Your task ▸ Duplicate every line of the listing below without changing anything.

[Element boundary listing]
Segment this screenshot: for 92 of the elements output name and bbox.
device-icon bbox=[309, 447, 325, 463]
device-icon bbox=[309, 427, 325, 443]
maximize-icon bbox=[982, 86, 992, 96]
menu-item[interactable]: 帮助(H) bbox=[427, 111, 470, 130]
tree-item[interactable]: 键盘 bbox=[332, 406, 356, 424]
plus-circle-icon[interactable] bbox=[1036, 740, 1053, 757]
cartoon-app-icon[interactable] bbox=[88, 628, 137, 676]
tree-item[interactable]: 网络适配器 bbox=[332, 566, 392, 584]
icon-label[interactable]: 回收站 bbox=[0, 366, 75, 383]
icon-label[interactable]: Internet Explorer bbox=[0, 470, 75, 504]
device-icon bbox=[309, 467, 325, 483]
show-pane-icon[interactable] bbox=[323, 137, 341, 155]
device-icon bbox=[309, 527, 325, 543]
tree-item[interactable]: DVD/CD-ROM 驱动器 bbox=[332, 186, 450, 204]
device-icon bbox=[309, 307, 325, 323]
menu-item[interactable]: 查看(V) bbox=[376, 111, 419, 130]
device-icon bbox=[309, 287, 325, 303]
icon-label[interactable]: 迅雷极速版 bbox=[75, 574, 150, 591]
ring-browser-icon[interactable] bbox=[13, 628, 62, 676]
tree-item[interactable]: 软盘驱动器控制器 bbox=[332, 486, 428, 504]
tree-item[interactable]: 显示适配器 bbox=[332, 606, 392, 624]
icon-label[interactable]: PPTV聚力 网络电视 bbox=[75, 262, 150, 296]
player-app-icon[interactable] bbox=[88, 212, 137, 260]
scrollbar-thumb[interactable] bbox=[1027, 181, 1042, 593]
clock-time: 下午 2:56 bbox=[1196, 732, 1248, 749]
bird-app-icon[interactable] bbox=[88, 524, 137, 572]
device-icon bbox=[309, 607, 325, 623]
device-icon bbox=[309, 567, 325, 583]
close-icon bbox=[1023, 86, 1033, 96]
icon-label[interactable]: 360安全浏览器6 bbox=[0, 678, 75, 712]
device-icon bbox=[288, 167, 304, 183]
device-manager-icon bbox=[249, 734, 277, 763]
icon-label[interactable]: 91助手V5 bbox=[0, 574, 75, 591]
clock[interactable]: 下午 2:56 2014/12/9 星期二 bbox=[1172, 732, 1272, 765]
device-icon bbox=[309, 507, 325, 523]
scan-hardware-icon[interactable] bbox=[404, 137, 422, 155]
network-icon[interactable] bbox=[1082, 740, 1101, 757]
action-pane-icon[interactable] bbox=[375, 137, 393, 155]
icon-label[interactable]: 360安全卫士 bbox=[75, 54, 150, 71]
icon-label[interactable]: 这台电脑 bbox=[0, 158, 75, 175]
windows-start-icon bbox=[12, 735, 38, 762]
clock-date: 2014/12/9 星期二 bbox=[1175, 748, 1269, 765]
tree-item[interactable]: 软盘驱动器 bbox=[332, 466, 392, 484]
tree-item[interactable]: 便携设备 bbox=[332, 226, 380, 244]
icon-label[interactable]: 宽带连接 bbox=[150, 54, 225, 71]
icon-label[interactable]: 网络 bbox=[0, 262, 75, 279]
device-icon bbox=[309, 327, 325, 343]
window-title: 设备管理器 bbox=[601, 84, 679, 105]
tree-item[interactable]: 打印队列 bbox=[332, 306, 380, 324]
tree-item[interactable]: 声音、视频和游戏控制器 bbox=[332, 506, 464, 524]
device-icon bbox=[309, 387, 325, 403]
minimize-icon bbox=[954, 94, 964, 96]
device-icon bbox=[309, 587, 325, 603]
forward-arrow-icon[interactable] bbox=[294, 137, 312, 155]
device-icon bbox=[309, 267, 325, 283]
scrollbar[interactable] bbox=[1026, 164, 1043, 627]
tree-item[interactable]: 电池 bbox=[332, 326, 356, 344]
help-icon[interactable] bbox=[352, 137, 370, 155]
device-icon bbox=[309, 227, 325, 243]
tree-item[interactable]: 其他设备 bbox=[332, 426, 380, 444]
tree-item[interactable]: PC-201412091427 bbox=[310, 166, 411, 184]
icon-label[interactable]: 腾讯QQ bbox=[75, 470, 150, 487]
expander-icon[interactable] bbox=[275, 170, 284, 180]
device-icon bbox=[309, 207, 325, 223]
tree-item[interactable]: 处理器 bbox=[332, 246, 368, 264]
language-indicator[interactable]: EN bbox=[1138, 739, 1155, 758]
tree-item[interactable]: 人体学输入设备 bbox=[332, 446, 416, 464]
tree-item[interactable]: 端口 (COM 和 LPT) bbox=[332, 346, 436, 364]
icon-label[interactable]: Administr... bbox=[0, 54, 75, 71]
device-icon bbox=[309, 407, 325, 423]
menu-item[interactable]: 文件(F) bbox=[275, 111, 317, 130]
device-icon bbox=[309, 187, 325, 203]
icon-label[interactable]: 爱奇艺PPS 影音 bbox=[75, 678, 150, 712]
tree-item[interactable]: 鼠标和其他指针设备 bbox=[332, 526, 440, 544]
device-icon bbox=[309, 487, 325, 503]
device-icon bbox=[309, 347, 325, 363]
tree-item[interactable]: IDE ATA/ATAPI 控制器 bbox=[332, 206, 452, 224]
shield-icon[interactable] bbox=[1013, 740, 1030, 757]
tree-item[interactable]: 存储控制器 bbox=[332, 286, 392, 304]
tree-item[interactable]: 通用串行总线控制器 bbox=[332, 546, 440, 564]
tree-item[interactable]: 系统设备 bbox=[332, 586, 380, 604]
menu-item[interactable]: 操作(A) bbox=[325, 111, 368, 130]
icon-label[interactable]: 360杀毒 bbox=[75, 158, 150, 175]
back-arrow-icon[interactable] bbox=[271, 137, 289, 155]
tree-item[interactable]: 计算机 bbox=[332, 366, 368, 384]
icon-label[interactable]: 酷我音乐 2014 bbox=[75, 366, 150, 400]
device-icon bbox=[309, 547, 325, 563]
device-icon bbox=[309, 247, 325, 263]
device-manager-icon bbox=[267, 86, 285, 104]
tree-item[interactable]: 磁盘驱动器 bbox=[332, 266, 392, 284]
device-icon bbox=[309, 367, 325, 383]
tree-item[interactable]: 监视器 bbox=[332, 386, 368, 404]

Written response ▸
Segment this screenshot: for 92 of the elements output name and bbox.
device-icon bbox=[309, 447, 325, 463]
device-icon bbox=[309, 427, 325, 443]
maximize-icon bbox=[982, 86, 992, 96]
menu-item[interactable]: 帮助(H) bbox=[427, 111, 470, 130]
tree-item[interactable]: 键盘 bbox=[332, 406, 356, 424]
plus-circle-icon[interactable] bbox=[1036, 740, 1053, 757]
cartoon-app-icon[interactable] bbox=[88, 628, 137, 676]
tree-item[interactable]: 网络适配器 bbox=[332, 566, 392, 584]
icon-label[interactable]: 回收站 bbox=[0, 366, 75, 383]
icon-label[interactable]: Internet Explorer bbox=[0, 470, 75, 504]
device-icon bbox=[309, 467, 325, 483]
show-pane-icon[interactable] bbox=[323, 137, 341, 155]
device-icon bbox=[309, 527, 325, 543]
tree-item[interactable]: DVD/CD-ROM 驱动器 bbox=[332, 186, 450, 204]
device-icon bbox=[309, 307, 325, 323]
menu-item[interactable]: 查看(V) bbox=[376, 111, 419, 130]
device-icon bbox=[309, 287, 325, 303]
icon-label[interactable]: 迅雷极速版 bbox=[75, 574, 150, 591]
ring-browser-icon[interactable] bbox=[13, 628, 62, 676]
tree-item[interactable]: 软盘驱动器控制器 bbox=[332, 486, 428, 504]
tree-item[interactable]: 显示适配器 bbox=[332, 606, 392, 624]
icon-label[interactable]: PPTV聚力 网络电视 bbox=[75, 262, 150, 296]
player-app-icon[interactable] bbox=[88, 212, 137, 260]
scrollbar-thumb[interactable] bbox=[1027, 181, 1042, 593]
clock-time: 下午 2:56 bbox=[1196, 732, 1248, 749]
bird-app-icon[interactable] bbox=[88, 524, 137, 572]
device-icon bbox=[309, 607, 325, 623]
device-icon bbox=[309, 567, 325, 583]
close-icon bbox=[1023, 86, 1033, 96]
icon-label[interactable]: 360安全浏览器6 bbox=[0, 678, 75, 712]
device-icon bbox=[288, 167, 304, 183]
device-manager-icon bbox=[249, 734, 277, 763]
icon-label[interactable]: 91助手V5 bbox=[0, 574, 75, 591]
clock[interactable]: 下午 2:56 2014/12/9 星期二 bbox=[1172, 732, 1272, 765]
device-icon bbox=[309, 507, 325, 523]
scan-hardware-icon[interactable] bbox=[404, 137, 422, 155]
network-icon[interactable] bbox=[1082, 740, 1101, 757]
action-pane-icon[interactable] bbox=[375, 137, 393, 155]
icon-label[interactable]: 360安全卫士 bbox=[75, 54, 150, 71]
icon-label[interactable]: 这台电脑 bbox=[0, 158, 75, 175]
windows-start-icon bbox=[12, 735, 38, 762]
clock-date: 2014/12/9 星期二 bbox=[1175, 748, 1269, 765]
tree-item[interactable]: 软盘驱动器 bbox=[332, 466, 392, 484]
tree-item[interactable]: 便携设备 bbox=[332, 226, 380, 244]
icon-label[interactable]: 宽带连接 bbox=[150, 54, 225, 71]
icon-label[interactable]: 网络 bbox=[0, 262, 75, 279]
device-icon bbox=[309, 327, 325, 343]
window-title: 设备管理器 bbox=[601, 84, 679, 105]
tree-item[interactable]: 打印队列 bbox=[332, 306, 380, 324]
tree-item[interactable]: 声音、视频和游戏控制器 bbox=[332, 506, 464, 524]
device-icon bbox=[309, 387, 325, 403]
minimize-icon bbox=[954, 94, 964, 96]
device-icon bbox=[309, 587, 325, 603]
forward-arrow-icon[interactable] bbox=[294, 137, 312, 155]
device-icon bbox=[309, 267, 325, 283]
scrollbar[interactable] bbox=[1026, 164, 1043, 627]
tree-item[interactable]: 电池 bbox=[332, 326, 356, 344]
help-icon[interactable] bbox=[352, 137, 370, 155]
device-icon bbox=[309, 227, 325, 243]
tree-item[interactable]: 其他设备 bbox=[332, 426, 380, 444]
tree-item[interactable]: PC-201412091427 bbox=[310, 166, 411, 184]
icon-label[interactable]: 腾讯QQ bbox=[75, 470, 150, 487]
expander-icon[interactable] bbox=[275, 170, 284, 180]
device-icon bbox=[309, 207, 325, 223]
tree-item[interactable]: 处理器 bbox=[332, 246, 368, 264]
language-indicator[interactable]: EN bbox=[1138, 739, 1155, 758]
tree-item[interactable]: 人体学输入设备 bbox=[332, 446, 416, 464]
tree-item[interactable]: 端口 (COM 和 LPT) bbox=[332, 346, 436, 364]
icon-label[interactable]: Administr... bbox=[0, 54, 75, 71]
device-icon bbox=[309, 407, 325, 423]
menu-item[interactable]: 文件(F) bbox=[275, 111, 317, 130]
device-icon bbox=[309, 187, 325, 203]
icon-label[interactable]: 爱奇艺PPS 影音 bbox=[75, 678, 150, 712]
tree-item[interactable]: 鼠标和其他指针设备 bbox=[332, 526, 440, 544]
device-icon bbox=[309, 487, 325, 503]
device-icon bbox=[309, 347, 325, 363]
tree-item[interactable]: IDE ATA/ATAPI 控制器 bbox=[332, 206, 452, 224]
shield-icon[interactable] bbox=[1013, 740, 1030, 757]
tree-item[interactable]: 存储控制器 bbox=[332, 286, 392, 304]
tree-item[interactable]: 通用串行总线控制器 bbox=[332, 546, 440, 564]
tree-item[interactable]: 系统设备 bbox=[332, 586, 380, 604]
menu-item[interactable]: 操作(A) bbox=[325, 111, 368, 130]
icon-label[interactable]: 360杀毒 bbox=[75, 158, 150, 175]
back-arrow-icon[interactable] bbox=[271, 137, 289, 155]
tree-item[interactable]: 计算机 bbox=[332, 366, 368, 384]
icon-label[interactable]: 酷我音乐 2014 bbox=[75, 366, 150, 400]
device-icon bbox=[309, 547, 325, 563]
device-icon bbox=[309, 247, 325, 263]
device-manager-icon bbox=[267, 86, 285, 104]
tree-item[interactable]: 磁盘驱动器 bbox=[332, 266, 392, 284]
device-icon bbox=[309, 367, 325, 383]
tree-item[interactable]: 监视器 bbox=[332, 386, 368, 404]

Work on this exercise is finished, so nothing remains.